_AIM_
Count how many lines hold the string "values". Give that number alone.

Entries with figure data

§ §

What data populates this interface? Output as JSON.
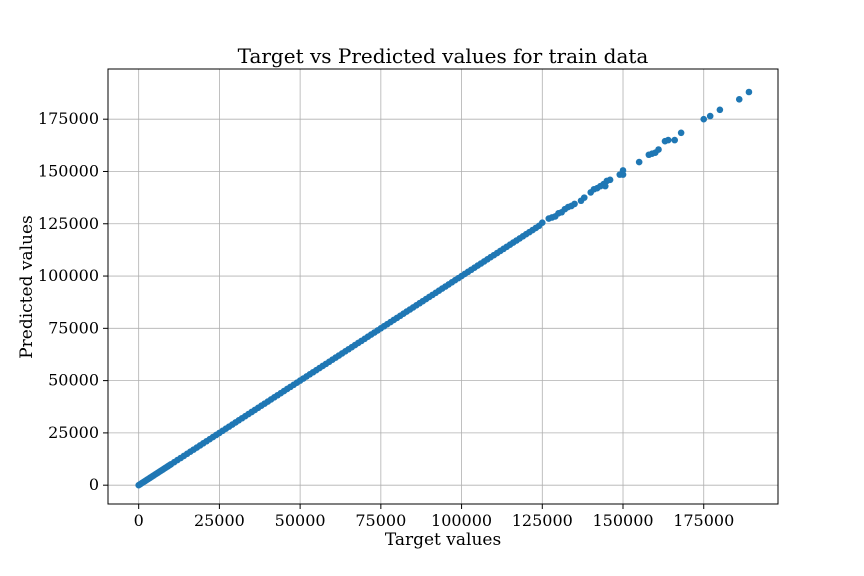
{
  "chart_data": {
    "type": "scatter",
    "title": "Target vs Predicted values for train data",
    "xlabel": "Target values",
    "ylabel": "Predicted values",
    "xlim": [
      -9500,
      198000
    ],
    "ylim": [
      -9000,
      199000
    ],
    "xticks": [
      0,
      25000,
      50000,
      75000,
      100000,
      125000,
      150000,
      175000
    ],
    "yticks": [
      0,
      25000,
      50000,
      75000,
      100000,
      125000,
      150000,
      175000
    ],
    "xtick_labels": [
      "0",
      "25000",
      "50000",
      "75000",
      "100000",
      "125000",
      "150000",
      "175000"
    ],
    "ytick_labels": [
      "0",
      "25000",
      "50000",
      "75000",
      "100000",
      "125000",
      "150000",
      "175000"
    ],
    "grid": true,
    "marker_color": "#1f77b4",
    "series": [
      {
        "points": [
          [
            0,
            0
          ],
          [
            500,
            500
          ],
          [
            1000,
            1000
          ],
          [
            1500,
            1500
          ],
          [
            2000,
            2000
          ],
          [
            2500,
            2500
          ],
          [
            3000,
            3000
          ],
          [
            3500,
            3500
          ],
          [
            4000,
            4000
          ],
          [
            4500,
            4500
          ],
          [
            5000,
            5000
          ],
          [
            5500,
            5500
          ],
          [
            6000,
            6000
          ],
          [
            6500,
            6500
          ],
          [
            7000,
            7000
          ],
          [
            7500,
            7500
          ],
          [
            8000,
            8000
          ],
          [
            8500,
            8500
          ],
          [
            9000,
            9000
          ],
          [
            9500,
            9500
          ],
          [
            10000,
            10000
          ],
          [
            11000,
            11000
          ],
          [
            12000,
            12000
          ],
          [
            13000,
            13000
          ],
          [
            14000,
            14000
          ],
          [
            15000,
            15000
          ],
          [
            16000,
            16000
          ],
          [
            17000,
            17000
          ],
          [
            18000,
            18000
          ],
          [
            19000,
            19000
          ],
          [
            20000,
            20000
          ],
          [
            21000,
            21000
          ],
          [
            22000,
            22000
          ],
          [
            23000,
            23000
          ],
          [
            24000,
            24000
          ],
          [
            25000,
            25000
          ],
          [
            26000,
            26000
          ],
          [
            27000,
            27000
          ],
          [
            28000,
            28000
          ],
          [
            29000,
            29000
          ],
          [
            30000,
            30000
          ],
          [
            31000,
            31000
          ],
          [
            32000,
            32000
          ],
          [
            33000,
            33000
          ],
          [
            34000,
            34000
          ],
          [
            35000,
            35000
          ],
          [
            36000,
            36000
          ],
          [
            37000,
            37000
          ],
          [
            38000,
            38000
          ],
          [
            39000,
            39000
          ],
          [
            40000,
            40000
          ],
          [
            41000,
            41000
          ],
          [
            42000,
            42000
          ],
          [
            43000,
            43000
          ],
          [
            44000,
            44000
          ],
          [
            45000,
            45000
          ],
          [
            46000,
            46000
          ],
          [
            47000,
            47000
          ],
          [
            48000,
            48000
          ],
          [
            49000,
            49000
          ],
          [
            50000,
            50000
          ],
          [
            51000,
            51000
          ],
          [
            52000,
            52000
          ],
          [
            53000,
            53000
          ],
          [
            54000,
            54000
          ],
          [
            55000,
            55000
          ],
          [
            56000,
            56000
          ],
          [
            57000,
            57000
          ],
          [
            58000,
            58000
          ],
          [
            59000,
            59000
          ],
          [
            60000,
            60000
          ],
          [
            61000,
            61000
          ],
          [
            62000,
            62000
          ],
          [
            63000,
            63000
          ],
          [
            64000,
            64000
          ],
          [
            65000,
            65000
          ],
          [
            66000,
            66000
          ],
          [
            67000,
            67000
          ],
          [
            68000,
            68000
          ],
          [
            69000,
            69000
          ],
          [
            70000,
            70000
          ],
          [
            71000,
            71000
          ],
          [
            72000,
            72000
          ],
          [
            73000,
            73000
          ],
          [
            74000,
            74000
          ],
          [
            75000,
            75000
          ],
          [
            76000,
            76000
          ],
          [
            77000,
            77000
          ],
          [
            78000,
            78000
          ],
          [
            79000,
            79000
          ],
          [
            80000,
            80000
          ],
          [
            81000,
            81000
          ],
          [
            82000,
            82000
          ],
          [
            83000,
            83000
          ],
          [
            84000,
            84000
          ],
          [
            85000,
            85000
          ],
          [
            86000,
            86000
          ],
          [
            87000,
            87000
          ],
          [
            88000,
            88000
          ],
          [
            89000,
            89000
          ],
          [
            90000,
            90000
          ],
          [
            91000,
            91000
          ],
          [
            92000,
            92000
          ],
          [
            93000,
            93000
          ],
          [
            94000,
            94000
          ],
          [
            95000,
            95000
          ],
          [
            96000,
            96000
          ],
          [
            97000,
            97000
          ],
          [
            98000,
            98000
          ],
          [
            99000,
            99000
          ],
          [
            100000,
            100000
          ],
          [
            101000,
            101000
          ],
          [
            102000,
            102000
          ],
          [
            103000,
            103000
          ],
          [
            104000,
            104000
          ],
          [
            105000,
            105000
          ],
          [
            106000,
            106000
          ],
          [
            107000,
            107000
          ],
          [
            108000,
            108000
          ],
          [
            109000,
            109000
          ],
          [
            110000,
            110000
          ],
          [
            111000,
            111000
          ],
          [
            112000,
            112000
          ],
          [
            113000,
            113000
          ],
          [
            114000,
            114000
          ],
          [
            115000,
            115000
          ],
          [
            116000,
            116000
          ],
          [
            117000,
            117000
          ],
          [
            118000,
            118000
          ],
          [
            119000,
            119000
          ],
          [
            120000,
            120000
          ],
          [
            121000,
            121000
          ],
          [
            122000,
            122000
          ],
          [
            123000,
            123000
          ],
          [
            124000,
            124000
          ],
          [
            125000,
            125500
          ],
          [
            127000,
            127500
          ],
          [
            128000,
            128000
          ],
          [
            129000,
            128500
          ],
          [
            130000,
            130000
          ],
          [
            131000,
            130500
          ],
          [
            132000,
            132000
          ],
          [
            133000,
            133000
          ],
          [
            134000,
            133500
          ],
          [
            135000,
            134500
          ],
          [
            137000,
            136000
          ],
          [
            138000,
            137500
          ],
          [
            140000,
            140000
          ],
          [
            141000,
            141500
          ],
          [
            142000,
            142000
          ],
          [
            143000,
            143000
          ],
          [
            144000,
            144000
          ],
          [
            145000,
            145500
          ],
          [
            146000,
            146000
          ],
          [
            144500,
            143000
          ],
          [
            149000,
            148500
          ],
          [
            150000,
            148500
          ],
          [
            150000,
            150500
          ],
          [
            155000,
            154500
          ],
          [
            158000,
            158000
          ],
          [
            159000,
            158500
          ],
          [
            160000,
            159000
          ],
          [
            161000,
            160500
          ],
          [
            163000,
            164500
          ],
          [
            164000,
            165000
          ],
          [
            166000,
            165000
          ],
          [
            168000,
            168500
          ],
          [
            175000,
            175000
          ],
          [
            177000,
            176500
          ],
          [
            180000,
            179500
          ],
          [
            186000,
            184500
          ],
          [
            189000,
            188000
          ]
        ]
      }
    ]
  }
}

§ §

_THE SOLUTION_
3